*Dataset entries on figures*
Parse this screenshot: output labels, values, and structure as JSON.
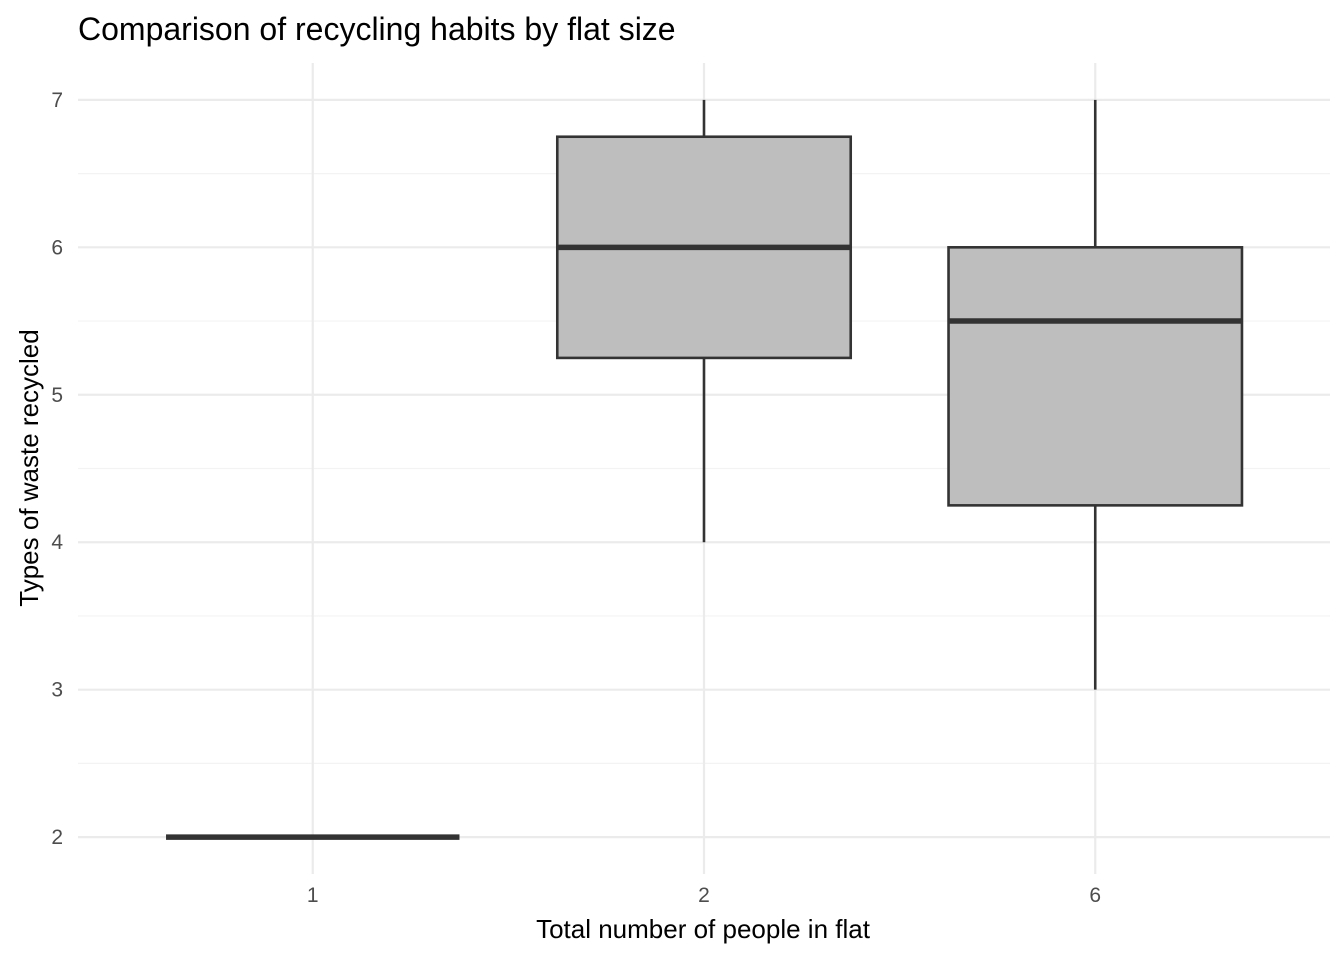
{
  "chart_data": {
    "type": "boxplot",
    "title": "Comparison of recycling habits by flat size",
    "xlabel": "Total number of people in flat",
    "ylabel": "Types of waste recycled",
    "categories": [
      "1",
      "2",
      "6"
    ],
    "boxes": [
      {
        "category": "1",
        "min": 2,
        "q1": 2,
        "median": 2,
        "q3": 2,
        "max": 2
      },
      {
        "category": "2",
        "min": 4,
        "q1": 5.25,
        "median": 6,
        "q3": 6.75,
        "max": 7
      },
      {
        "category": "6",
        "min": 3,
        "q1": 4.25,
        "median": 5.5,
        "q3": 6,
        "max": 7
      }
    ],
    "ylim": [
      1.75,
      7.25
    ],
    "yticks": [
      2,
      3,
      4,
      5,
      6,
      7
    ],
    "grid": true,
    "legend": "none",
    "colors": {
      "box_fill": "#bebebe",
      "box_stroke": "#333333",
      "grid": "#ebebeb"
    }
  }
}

==

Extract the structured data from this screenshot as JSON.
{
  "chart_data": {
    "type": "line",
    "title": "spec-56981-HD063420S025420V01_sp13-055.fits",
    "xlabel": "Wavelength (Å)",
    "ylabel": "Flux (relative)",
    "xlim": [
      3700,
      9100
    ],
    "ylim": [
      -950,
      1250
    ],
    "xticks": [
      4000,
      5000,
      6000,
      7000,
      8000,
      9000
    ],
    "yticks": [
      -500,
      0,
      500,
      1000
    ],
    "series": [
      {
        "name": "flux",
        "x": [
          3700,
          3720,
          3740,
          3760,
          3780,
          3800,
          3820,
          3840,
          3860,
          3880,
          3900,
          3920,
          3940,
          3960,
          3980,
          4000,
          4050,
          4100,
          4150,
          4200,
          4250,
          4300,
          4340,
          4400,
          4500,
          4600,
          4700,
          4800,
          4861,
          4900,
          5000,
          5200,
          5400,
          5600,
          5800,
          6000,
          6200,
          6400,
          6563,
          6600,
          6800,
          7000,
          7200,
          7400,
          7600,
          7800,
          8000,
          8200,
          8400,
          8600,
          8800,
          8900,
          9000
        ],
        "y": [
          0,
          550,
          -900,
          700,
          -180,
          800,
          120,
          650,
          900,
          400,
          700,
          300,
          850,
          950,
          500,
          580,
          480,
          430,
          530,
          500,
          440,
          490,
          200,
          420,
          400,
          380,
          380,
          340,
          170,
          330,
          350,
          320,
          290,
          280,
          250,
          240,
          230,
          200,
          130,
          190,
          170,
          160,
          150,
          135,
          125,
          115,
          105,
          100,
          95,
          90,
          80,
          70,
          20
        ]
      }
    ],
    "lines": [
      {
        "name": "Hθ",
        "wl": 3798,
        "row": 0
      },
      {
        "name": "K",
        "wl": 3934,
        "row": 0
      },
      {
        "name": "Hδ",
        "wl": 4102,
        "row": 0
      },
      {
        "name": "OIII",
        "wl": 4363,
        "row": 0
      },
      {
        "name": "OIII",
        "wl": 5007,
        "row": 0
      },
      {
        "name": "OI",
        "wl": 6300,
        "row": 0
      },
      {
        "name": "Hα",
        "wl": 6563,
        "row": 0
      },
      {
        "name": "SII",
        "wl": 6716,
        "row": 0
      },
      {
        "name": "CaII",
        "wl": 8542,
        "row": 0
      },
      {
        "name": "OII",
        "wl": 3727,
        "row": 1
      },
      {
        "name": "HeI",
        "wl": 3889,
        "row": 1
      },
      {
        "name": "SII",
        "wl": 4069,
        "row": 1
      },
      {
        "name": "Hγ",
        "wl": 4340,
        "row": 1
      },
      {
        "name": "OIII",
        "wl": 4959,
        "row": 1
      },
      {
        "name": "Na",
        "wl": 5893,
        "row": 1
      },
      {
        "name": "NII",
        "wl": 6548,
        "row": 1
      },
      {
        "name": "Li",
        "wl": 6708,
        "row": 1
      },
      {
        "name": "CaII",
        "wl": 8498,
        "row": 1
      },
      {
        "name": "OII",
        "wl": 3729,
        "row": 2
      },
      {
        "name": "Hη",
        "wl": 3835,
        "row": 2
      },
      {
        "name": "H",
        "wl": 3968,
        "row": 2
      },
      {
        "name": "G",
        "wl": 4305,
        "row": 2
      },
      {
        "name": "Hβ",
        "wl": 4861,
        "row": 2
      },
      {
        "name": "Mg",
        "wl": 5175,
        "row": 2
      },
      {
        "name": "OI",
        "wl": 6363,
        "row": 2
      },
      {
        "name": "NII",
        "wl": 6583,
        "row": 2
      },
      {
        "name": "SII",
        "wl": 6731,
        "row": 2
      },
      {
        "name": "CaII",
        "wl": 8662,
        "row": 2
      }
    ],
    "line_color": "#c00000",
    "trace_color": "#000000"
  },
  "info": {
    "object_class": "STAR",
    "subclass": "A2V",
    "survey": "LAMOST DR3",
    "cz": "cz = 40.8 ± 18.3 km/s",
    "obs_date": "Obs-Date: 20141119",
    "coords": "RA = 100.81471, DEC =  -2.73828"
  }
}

...

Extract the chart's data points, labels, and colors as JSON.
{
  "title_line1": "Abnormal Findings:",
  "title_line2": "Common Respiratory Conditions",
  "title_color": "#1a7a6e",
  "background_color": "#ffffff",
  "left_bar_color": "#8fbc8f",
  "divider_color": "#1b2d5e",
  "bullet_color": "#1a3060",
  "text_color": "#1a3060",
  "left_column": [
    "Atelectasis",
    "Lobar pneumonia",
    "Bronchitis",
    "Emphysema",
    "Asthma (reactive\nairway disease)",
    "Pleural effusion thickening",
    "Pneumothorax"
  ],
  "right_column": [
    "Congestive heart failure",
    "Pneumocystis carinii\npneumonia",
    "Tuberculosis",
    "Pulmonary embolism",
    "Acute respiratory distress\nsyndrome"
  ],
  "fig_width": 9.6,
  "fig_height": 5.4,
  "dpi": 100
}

*WORK TO COMPLETE*
Gather all lines from the listing above in which "this" occurs.

*RESPONSE BELOW*
Parse this screenshot: output labels, values, and structure as JSON.
Extract the structured data from this screenshot as JSON.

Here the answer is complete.